-- EXERCISE REQUIREMENTS --
A. Reproduce the listing line for line, from its first line through the line that contains "section-heading [110,1000,875,1040]".
B. Resume the review of Elizabeth Taylor's short story collection after its final sentence and keep writing it.

-- DOCUMENT PASSAGE --
————
There are eleven stories in this collection – and they are all quite brilliant, though I am not going to write about each story separately – but attempt to give a flavour of the whole collection. On of things that Elizabeth Taylor can do in her short stories is to have her characters step fully formed from the pages, and the reader is immediately involved in their lives. These stories take place both at home and abroad, and concern a variety of types. We have remembrances of childhood holidays and the infatuations they bring. Loneliness and humour sit side by side throughout this delicious collection. In two of the stories there is certainly an acknowledgement of the changing face of Britain, as Elizabeth Taylor introduces us to some more diverse characters than we perhaps usually associate with her, in the title story and in Tall Boy. This later story tells the rather poignant story of Jasper; a young man, an immigrant not long arrived in England. I don’t want to say too much about that one as it could spoil it – but it is certainly one of my favourites in the collection.

“He imagined home having the same time as England. He would have felt quite lost to his loved ones if when he woke in the night, he could not be sure that they were lying in darkness too and, when his own London morning came, their also came, the sun streamed through the cracks of their hut in shanty-town, and the little girls began to chirp and skip about.” (Tall Boy)
————
(Element box notes)

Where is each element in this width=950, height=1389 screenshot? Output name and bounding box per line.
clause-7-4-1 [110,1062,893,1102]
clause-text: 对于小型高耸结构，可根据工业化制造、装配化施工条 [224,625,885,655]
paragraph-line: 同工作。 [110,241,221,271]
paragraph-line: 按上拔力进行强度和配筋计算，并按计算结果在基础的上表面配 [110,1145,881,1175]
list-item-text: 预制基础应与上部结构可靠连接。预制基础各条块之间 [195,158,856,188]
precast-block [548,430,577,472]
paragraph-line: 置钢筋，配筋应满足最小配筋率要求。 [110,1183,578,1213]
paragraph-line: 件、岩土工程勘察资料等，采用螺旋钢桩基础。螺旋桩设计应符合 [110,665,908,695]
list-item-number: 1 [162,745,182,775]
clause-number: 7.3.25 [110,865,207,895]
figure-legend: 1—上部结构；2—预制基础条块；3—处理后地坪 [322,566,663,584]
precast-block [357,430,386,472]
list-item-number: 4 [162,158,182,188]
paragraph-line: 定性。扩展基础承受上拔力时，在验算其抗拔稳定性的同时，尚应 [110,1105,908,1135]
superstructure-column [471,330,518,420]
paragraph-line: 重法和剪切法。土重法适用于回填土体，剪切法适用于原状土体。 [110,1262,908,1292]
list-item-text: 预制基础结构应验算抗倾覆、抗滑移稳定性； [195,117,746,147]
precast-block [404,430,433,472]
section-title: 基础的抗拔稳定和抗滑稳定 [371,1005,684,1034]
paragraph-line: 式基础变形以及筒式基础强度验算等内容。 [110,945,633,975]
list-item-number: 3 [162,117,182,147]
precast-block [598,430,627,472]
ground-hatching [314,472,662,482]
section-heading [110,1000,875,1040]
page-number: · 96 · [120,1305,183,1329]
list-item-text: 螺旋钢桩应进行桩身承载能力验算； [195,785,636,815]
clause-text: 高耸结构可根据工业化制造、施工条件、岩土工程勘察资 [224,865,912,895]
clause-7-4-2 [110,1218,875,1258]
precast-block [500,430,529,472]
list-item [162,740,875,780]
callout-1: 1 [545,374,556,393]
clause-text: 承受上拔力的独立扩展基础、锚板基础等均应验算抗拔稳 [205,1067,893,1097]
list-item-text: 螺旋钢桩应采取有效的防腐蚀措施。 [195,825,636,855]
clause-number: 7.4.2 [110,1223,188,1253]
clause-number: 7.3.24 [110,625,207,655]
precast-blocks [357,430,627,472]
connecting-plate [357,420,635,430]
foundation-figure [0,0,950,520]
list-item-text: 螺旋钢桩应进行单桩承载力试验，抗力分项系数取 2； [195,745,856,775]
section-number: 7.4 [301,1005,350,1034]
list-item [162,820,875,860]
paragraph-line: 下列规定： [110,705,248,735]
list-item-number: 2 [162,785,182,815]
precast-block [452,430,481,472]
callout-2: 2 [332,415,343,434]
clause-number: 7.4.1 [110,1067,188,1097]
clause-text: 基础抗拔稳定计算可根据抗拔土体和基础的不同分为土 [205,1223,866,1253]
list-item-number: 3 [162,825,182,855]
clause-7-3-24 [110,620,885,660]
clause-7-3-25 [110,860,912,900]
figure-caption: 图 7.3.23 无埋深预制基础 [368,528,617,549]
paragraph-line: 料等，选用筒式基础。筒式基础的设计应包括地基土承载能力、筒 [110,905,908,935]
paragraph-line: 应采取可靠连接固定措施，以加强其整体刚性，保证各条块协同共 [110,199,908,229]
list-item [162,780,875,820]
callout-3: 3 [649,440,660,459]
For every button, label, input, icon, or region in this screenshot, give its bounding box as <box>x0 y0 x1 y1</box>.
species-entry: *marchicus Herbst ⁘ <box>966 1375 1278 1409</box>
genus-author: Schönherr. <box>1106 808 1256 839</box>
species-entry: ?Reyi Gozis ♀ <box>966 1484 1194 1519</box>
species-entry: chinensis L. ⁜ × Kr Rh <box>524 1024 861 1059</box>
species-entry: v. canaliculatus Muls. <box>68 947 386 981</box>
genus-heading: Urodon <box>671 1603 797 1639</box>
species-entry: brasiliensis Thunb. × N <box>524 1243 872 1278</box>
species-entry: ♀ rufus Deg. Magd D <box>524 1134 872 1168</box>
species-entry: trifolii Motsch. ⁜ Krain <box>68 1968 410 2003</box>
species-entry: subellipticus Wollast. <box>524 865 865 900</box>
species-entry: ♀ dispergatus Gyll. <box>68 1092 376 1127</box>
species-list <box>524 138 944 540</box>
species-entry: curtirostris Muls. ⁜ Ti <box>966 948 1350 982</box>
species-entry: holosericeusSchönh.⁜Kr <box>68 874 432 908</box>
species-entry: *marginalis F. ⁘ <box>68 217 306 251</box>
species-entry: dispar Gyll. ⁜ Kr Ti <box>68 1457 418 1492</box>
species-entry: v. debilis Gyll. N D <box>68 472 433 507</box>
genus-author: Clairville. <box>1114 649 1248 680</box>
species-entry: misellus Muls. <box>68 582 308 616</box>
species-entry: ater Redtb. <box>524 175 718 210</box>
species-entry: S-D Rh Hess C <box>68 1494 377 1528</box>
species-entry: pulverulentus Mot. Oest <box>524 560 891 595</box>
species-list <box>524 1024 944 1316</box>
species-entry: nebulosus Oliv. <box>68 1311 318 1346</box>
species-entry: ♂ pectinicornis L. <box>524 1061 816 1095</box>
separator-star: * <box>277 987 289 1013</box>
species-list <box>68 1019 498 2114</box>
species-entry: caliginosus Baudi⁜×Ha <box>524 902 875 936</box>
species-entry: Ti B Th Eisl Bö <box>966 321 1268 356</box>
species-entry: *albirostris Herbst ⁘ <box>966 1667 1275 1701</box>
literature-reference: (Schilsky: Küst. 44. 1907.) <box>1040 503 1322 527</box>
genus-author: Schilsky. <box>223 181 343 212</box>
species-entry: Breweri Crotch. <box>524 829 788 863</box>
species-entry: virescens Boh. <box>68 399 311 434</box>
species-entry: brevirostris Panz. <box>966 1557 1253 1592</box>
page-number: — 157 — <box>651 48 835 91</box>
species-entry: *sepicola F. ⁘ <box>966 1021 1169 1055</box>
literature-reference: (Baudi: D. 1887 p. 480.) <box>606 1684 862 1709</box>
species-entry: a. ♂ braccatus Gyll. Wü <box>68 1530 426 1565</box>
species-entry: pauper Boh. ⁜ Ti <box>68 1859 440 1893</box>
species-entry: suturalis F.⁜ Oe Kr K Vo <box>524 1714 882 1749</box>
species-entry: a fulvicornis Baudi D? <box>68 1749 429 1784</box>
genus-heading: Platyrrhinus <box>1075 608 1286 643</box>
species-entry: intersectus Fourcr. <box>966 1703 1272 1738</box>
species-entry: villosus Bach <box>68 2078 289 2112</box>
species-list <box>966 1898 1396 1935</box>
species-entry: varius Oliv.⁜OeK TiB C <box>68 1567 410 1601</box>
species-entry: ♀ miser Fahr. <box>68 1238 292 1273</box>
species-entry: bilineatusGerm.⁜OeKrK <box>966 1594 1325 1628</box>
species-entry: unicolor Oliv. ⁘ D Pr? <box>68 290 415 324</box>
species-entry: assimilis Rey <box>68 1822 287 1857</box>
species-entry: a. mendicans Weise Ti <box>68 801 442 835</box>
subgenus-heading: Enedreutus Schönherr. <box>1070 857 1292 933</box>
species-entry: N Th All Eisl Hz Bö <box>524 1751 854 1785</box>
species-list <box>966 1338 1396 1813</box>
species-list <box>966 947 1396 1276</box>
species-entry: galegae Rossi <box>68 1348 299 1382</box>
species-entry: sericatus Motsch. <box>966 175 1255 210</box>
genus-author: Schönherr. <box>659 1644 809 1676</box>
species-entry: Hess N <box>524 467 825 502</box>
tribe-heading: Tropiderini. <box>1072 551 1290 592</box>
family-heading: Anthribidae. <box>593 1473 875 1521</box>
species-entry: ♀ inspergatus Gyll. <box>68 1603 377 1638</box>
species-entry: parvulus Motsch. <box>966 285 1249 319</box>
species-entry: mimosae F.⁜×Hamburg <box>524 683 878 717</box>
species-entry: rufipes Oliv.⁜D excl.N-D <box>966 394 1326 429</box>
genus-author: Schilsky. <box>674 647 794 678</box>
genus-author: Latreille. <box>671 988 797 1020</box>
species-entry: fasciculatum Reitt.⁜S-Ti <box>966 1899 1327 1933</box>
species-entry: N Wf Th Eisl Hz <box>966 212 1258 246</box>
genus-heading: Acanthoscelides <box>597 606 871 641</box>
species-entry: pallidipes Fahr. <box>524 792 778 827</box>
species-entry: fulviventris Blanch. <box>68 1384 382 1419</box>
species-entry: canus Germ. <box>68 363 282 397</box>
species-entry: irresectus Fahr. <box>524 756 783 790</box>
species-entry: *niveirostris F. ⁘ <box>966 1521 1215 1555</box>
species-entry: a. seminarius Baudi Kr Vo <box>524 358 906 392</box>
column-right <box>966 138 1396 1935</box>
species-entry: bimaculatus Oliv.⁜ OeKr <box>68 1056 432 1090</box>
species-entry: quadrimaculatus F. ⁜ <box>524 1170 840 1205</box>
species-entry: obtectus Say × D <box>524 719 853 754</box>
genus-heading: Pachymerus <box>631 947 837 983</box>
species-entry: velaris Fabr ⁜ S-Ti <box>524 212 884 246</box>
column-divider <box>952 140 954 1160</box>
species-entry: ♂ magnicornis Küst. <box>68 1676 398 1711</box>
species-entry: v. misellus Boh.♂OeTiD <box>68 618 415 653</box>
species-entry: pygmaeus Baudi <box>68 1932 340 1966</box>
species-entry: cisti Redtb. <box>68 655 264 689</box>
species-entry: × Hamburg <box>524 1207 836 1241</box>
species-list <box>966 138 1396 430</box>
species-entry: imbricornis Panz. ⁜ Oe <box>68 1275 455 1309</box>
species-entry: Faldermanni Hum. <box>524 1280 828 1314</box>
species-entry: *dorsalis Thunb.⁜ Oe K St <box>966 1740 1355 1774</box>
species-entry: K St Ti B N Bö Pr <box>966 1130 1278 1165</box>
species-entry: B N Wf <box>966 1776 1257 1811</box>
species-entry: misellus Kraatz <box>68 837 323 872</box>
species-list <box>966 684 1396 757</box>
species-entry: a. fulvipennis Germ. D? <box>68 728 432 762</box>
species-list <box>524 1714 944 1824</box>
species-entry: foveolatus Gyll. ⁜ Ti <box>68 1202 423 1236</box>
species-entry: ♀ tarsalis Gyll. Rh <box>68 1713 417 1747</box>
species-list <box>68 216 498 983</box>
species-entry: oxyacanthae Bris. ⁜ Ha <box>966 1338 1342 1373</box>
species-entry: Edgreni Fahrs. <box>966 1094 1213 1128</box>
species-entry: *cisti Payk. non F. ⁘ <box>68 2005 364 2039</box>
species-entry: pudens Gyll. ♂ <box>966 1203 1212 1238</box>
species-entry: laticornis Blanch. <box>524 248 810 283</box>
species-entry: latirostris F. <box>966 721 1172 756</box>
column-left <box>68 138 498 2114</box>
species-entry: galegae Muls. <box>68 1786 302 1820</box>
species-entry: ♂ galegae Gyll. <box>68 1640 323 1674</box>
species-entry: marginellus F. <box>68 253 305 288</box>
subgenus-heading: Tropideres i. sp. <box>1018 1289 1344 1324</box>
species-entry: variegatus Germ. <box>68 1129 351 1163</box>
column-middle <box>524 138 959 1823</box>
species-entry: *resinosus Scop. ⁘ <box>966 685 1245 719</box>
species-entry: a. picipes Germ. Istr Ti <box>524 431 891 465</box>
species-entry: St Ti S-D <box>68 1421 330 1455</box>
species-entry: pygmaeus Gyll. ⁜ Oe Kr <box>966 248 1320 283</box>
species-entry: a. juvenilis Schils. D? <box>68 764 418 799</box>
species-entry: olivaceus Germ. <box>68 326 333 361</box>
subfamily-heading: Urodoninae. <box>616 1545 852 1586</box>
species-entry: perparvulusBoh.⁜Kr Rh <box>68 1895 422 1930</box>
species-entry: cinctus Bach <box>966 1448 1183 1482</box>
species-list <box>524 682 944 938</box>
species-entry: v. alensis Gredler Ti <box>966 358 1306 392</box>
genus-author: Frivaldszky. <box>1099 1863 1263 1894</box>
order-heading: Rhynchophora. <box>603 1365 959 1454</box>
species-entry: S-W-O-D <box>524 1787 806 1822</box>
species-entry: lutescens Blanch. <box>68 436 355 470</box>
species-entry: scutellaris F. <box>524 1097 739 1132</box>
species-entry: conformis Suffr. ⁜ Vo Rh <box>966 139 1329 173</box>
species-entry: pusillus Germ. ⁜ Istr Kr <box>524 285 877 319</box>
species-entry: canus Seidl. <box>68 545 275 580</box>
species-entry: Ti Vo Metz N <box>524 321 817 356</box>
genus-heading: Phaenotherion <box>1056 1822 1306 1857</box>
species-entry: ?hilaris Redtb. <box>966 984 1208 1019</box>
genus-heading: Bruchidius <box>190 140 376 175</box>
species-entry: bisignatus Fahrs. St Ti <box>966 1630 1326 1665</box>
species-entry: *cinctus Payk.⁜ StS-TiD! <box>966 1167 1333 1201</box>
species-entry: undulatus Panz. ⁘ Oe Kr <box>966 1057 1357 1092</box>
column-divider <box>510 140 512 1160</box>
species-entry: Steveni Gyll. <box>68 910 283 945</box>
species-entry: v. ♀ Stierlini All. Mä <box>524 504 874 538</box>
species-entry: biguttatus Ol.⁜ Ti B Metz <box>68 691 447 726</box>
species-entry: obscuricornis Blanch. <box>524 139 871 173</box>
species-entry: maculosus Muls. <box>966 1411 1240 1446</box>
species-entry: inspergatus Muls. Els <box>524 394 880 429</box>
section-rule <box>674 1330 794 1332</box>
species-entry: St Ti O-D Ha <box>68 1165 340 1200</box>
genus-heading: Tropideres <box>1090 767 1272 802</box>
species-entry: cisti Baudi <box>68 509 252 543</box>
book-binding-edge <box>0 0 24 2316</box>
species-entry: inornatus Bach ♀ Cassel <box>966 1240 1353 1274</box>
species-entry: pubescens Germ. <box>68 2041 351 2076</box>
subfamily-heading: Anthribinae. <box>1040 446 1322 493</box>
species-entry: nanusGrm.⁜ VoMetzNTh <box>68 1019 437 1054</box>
————
-- RESPONSES PER TASK --
A.
Where is each element in this width=950, height=1389 screenshot? Output name and bounding box per line.
clause-7-4-1 [110,1062,893,1102]
clause-text: 对于小型高耸结构，可根据工业化制造、装配化施工条 [224,625,885,655]
paragraph-line: 同工作。 [110,241,221,271]
paragraph-line: 按上拔力进行强度和配筋计算，并按计算结果在基础的上表面配 [110,1145,881,1175]
list-item-text: 预制基础应与上部结构可靠连接。预制基础各条块之间 [195,158,856,188]
precast-block [548,430,577,472]
paragraph-line: 置钢筋，配筋应满足最小配筋率要求。 [110,1183,578,1213]
paragraph-line: 件、岩土工程勘察资料等，采用螺旋钢桩基础。螺旋桩设计应符合 [110,665,908,695]
list-item-number: 1 [162,745,182,775]
clause-number: 7.3.25 [110,865,207,895]
figure-legend: 1—上部结构；2—预制基础条块；3—处理后地坪 [322,566,663,584]
precast-block [357,430,386,472]
list-item-number: 4 [162,158,182,188]
paragraph-line: 定性。扩展基础承受上拔力时，在验算其抗拔稳定性的同时，尚应 [110,1105,908,1135]
superstructure-column [471,330,518,420]
paragraph-line: 重法和剪切法。土重法适用于回填土体，剪切法适用于原状土体。 [110,1262,908,1292]
list-item-text: 预制基础结构应验算抗倾覆、抗滑移稳定性； [195,117,746,147]
precast-block [404,430,433,472]
section-title: 基础的抗拔稳定和抗滑稳定 [371,1005,684,1034]
paragraph-line: 式基础变形以及筒式基础强度验算等内容。 [110,945,633,975]
list-item-number: 3 [162,117,182,147]
precast-block [598,430,627,472]
ground-hatching [314,472,662,482]
section-heading [110,1000,875,1040]

B.
The title story, the first one in the book, is an absolute delight, some of the language is a little old fashioned, though never offensive, it brings together two vastly different worlds. Laura and Harold are a fairly typical Taylor married couple, upper middle class, they live in a nice house within easy reach of a railway link to London, their daughters have grown up and left home. Harold came up with the idea of having disadvantaged London children to stay for a holiday. Having read of the scheme, Harold had volunteered himself and Laura (though it will be Laura who will have to entertain them) insisting that the children they take should be black. So, when summer comes, it is a nervous Laura who waits at the station for these two young London boys, Septimus Smith and Benny Reece.

“They stood on the platform, looking about them, holding their little cardboard cases.
‘My name is Laura,’ she said. She stooped and clasped them to her, and kissed their cheeks. Sep’s in particular, was extraordinarily soft, like the petal of a poppy. His big eyes stared up at her, without expression. He wore a dark long-trousered suit. So that he was all over sombre and unchildlike. Benny had a mock-suede coat with a nylon-fur collar and a trilby hat with a feather. They did not speak. Not only was she, Laura, strange to them, but they were strange to one another. There had only been a short train-journey in which to sum up their chances of becoming friends.” (The Devastating Boys)

Two weeks stretches out before them all, what will Laura do with these silent, large eyed small boys. Elizabeth Taylor writes these characters with such affection and without any of the patronising condescension that other writers of her class have been known to adopt when writing of the working classes. The Devastating Boys is a story I could read over and over – by the end – when the children must return to London – there is a definite feeling that Septimus and Benny will always be a part of Harold and Laura’s life.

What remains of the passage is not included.